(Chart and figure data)
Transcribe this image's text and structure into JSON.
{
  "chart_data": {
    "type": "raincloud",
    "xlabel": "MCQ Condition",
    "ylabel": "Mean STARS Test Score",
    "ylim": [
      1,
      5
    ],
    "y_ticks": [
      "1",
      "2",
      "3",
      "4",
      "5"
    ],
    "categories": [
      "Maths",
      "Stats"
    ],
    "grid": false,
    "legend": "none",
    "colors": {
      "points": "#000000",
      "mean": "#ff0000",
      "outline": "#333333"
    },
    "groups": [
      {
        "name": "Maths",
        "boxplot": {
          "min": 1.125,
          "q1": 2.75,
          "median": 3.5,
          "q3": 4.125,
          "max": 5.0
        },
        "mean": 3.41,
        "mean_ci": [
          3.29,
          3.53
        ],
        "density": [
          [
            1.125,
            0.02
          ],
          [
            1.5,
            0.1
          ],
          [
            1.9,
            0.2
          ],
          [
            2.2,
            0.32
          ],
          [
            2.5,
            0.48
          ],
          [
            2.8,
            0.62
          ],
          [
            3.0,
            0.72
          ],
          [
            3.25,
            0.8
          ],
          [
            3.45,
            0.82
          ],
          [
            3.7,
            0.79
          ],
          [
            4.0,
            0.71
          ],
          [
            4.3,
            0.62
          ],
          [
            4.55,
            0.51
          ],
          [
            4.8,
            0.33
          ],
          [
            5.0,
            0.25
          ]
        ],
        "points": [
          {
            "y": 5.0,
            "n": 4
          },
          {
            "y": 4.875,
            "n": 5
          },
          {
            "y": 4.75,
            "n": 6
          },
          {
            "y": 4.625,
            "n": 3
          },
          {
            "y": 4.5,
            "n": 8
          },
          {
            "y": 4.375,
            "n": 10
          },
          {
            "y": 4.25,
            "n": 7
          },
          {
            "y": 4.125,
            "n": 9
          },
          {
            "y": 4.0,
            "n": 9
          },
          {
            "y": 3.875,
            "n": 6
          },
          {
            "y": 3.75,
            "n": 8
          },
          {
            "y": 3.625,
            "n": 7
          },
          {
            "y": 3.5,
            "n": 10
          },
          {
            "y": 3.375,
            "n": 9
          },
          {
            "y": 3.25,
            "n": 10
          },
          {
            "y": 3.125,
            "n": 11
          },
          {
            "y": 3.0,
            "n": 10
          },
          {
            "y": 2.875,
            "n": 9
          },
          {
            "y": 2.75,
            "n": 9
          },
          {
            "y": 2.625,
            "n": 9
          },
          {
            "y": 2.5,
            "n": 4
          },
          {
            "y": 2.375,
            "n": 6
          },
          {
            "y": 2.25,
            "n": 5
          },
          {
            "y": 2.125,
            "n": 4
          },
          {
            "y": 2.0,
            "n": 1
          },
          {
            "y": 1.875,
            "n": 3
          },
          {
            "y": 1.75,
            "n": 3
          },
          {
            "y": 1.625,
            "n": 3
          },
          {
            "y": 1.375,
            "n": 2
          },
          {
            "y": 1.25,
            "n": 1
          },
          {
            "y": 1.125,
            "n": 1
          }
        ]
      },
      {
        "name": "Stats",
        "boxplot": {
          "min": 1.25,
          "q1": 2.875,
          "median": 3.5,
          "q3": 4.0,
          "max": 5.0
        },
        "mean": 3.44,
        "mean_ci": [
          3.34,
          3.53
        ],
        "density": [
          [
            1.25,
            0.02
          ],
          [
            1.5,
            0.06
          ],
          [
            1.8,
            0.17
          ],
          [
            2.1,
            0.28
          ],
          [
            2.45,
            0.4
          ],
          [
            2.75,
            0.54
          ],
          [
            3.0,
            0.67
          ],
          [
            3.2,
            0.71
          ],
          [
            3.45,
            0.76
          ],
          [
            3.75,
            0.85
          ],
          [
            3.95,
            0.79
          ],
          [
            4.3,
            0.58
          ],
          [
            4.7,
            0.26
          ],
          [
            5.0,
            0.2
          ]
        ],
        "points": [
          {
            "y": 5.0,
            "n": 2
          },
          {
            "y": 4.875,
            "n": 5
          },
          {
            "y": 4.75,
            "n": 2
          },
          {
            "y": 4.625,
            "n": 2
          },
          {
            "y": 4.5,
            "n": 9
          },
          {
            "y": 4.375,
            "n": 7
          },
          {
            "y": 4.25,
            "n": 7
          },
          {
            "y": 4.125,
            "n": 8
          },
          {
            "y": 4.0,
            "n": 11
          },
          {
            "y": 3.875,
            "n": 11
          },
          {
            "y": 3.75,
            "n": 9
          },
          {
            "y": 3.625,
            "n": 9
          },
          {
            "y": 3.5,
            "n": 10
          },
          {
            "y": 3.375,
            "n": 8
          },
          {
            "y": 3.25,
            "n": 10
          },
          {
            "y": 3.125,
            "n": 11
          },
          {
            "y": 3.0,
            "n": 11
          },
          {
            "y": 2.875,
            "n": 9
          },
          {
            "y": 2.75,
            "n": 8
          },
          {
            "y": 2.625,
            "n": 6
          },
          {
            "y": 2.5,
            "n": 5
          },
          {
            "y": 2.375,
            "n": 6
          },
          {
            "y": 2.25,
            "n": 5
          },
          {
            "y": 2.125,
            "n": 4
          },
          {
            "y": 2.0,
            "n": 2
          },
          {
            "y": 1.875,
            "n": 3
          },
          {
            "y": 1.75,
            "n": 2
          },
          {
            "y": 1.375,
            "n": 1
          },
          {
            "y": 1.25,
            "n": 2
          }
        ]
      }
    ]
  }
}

▸ Given problem
Write out the whole listing exactly.

▸ Result of the task
Transcribe this image's text and structure into JSON.
{
  "chart_data": {
    "type": "raincloud",
    "xlabel": "MCQ Condition",
    "ylabel": "Mean STARS Test Score",
    "ylim": [
      1,
      5
    ],
    "y_ticks": [
      "1",
      "2",
      "3",
      "4",
      "5"
    ],
    "categories": [
      "Maths",
      "Stats"
    ],
    "grid": false,
    "legend": "none",
    "colors": {
      "points": "#000000",
      "mean": "#ff0000",
      "outline": "#333333"
    },
    "groups": [
      {
        "name": "Maths",
        "boxplot": {
          "min": 1.125,
          "q1": 2.75,
          "median": 3.5,
          "q3": 4.125,
          "max": 5.0
        },
        "mean": 3.41,
        "mean_ci": [
          3.29,
          3.53
        ],
        "density": [
          [
            1.125,
            0.02
          ],
          [
            1.5,
            0.1
          ],
          [
            1.9,
            0.2
          ],
          [
            2.2,
            0.32
          ],
          [
            2.5,
            0.48
          ],
          [
            2.8,
            0.62
          ],
          [
            3.0,
            0.72
          ],
          [
            3.25,
            0.8
          ],
          [
            3.45,
            0.82
          ],
          [
            3.7,
            0.79
          ],
          [
            4.0,
            0.71
          ],
          [
            4.3,
            0.62
          ],
          [
            4.55,
            0.51
          ],
          [
            4.8,
            0.33
          ],
          [
            5.0,
            0.25
          ]
        ],
        "points": [
          {
            "y": 5.0,
            "n": 4
          },
          {
            "y": 4.875,
            "n": 5
          },
          {
            "y": 4.75,
            "n": 6
          },
          {
            "y": 4.625,
            "n": 3
          },
          {
            "y": 4.5,
            "n": 8
          },
          {
            "y": 4.375,
            "n": 10
          },
          {
            "y": 4.25,
            "n": 7
          },
          {
            "y": 4.125,
            "n": 9
          },
          {
            "y": 4.0,
            "n": 9
          },
          {
            "y": 3.875,
            "n": 6
          },
          {
            "y": 3.75,
            "n": 8
          },
          {
            "y": 3.625,
            "n": 7
          },
          {
            "y": 3.5,
            "n": 10
          },
          {
            "y": 3.375,
            "n": 9
          },
          {
            "y": 3.25,
            "n": 10
          },
          {
            "y": 3.125,
            "n": 11
          },
          {
            "y": 3.0,
            "n": 10
          },
          {
            "y": 2.875,
            "n": 9
          },
          {
            "y": 2.75,
            "n": 9
          },
          {
            "y": 2.625,
            "n": 9
          },
          {
            "y": 2.5,
            "n": 4
          },
          {
            "y": 2.375,
            "n": 6
          },
          {
            "y": 2.25,
            "n": 5
          },
          {
            "y": 2.125,
            "n": 4
          },
          {
            "y": 2.0,
            "n": 1
          },
          {
            "y": 1.875,
            "n": 3
          },
          {
            "y": 1.75,
            "n": 3
          },
          {
            "y": 1.625,
            "n": 3
          },
          {
            "y": 1.375,
            "n": 2
          },
          {
            "y": 1.25,
            "n": 1
          },
          {
            "y": 1.125,
            "n": 1
          }
        ]
      },
      {
        "name": "Stats",
        "boxplot": {
          "min": 1.25,
          "q1": 2.875,
          "median": 3.5,
          "q3": 4.0,
          "max": 5.0
        },
        "mean": 3.44,
        "mean_ci": [
          3.34,
          3.53
        ],
        "density": [
          [
            1.25,
            0.02
          ],
          [
            1.5,
            0.06
          ],
          [
            1.8,
            0.17
          ],
          [
            2.1,
            0.28
          ],
          [
            2.45,
            0.4
          ],
          [
            2.75,
            0.54
          ],
          [
            3.0,
            0.67
          ],
          [
            3.2,
            0.71
          ],
          [
            3.45,
            0.76
          ],
          [
            3.75,
            0.85
          ],
          [
            3.95,
            0.79
          ],
          [
            4.3,
            0.58
          ],
          [
            4.7,
            0.26
          ],
          [
            5.0,
            0.2
          ]
        ],
        "points": [
          {
            "y": 5.0,
            "n": 2
          },
          {
            "y": 4.875,
            "n": 5
          },
          {
            "y": 4.75,
            "n": 2
          },
          {
            "y": 4.625,
            "n": 2
          },
          {
            "y": 4.5,
            "n": 9
          },
          {
            "y": 4.375,
            "n": 7
          },
          {
            "y": 4.25,
            "n": 7
          },
          {
            "y": 4.125,
            "n": 8
          },
          {
            "y": 4.0,
            "n": 11
          },
          {
            "y": 3.875,
            "n": 11
          },
          {
            "y": 3.75,
            "n": 9
          },
          {
            "y": 3.625,
            "n": 9
          },
          {
            "y": 3.5,
            "n": 10
          },
          {
            "y": 3.375,
            "n": 8
          },
          {
            "y": 3.25,
            "n": 10
          },
          {
            "y": 3.125,
            "n": 11
          },
          {
            "y": 3.0,
            "n": 11
          },
          {
            "y": 2.875,
            "n": 9
          },
          {
            "y": 2.75,
            "n": 8
          },
          {
            "y": 2.625,
            "n": 6
          },
          {
            "y": 2.5,
            "n": 5
          },
          {
            "y": 2.375,
            "n": 6
          },
          {
            "y": 2.25,
            "n": 5
          },
          {
            "y": 2.125,
            "n": 4
          },
          {
            "y": 2.0,
            "n": 2
          },
          {
            "y": 1.875,
            "n": 3
          },
          {
            "y": 1.75,
            "n": 2
          },
          {
            "y": 1.375,
            "n": 1
          },
          {
            "y": 1.25,
            "n": 2
          }
        ]
      }
    ]
  }
}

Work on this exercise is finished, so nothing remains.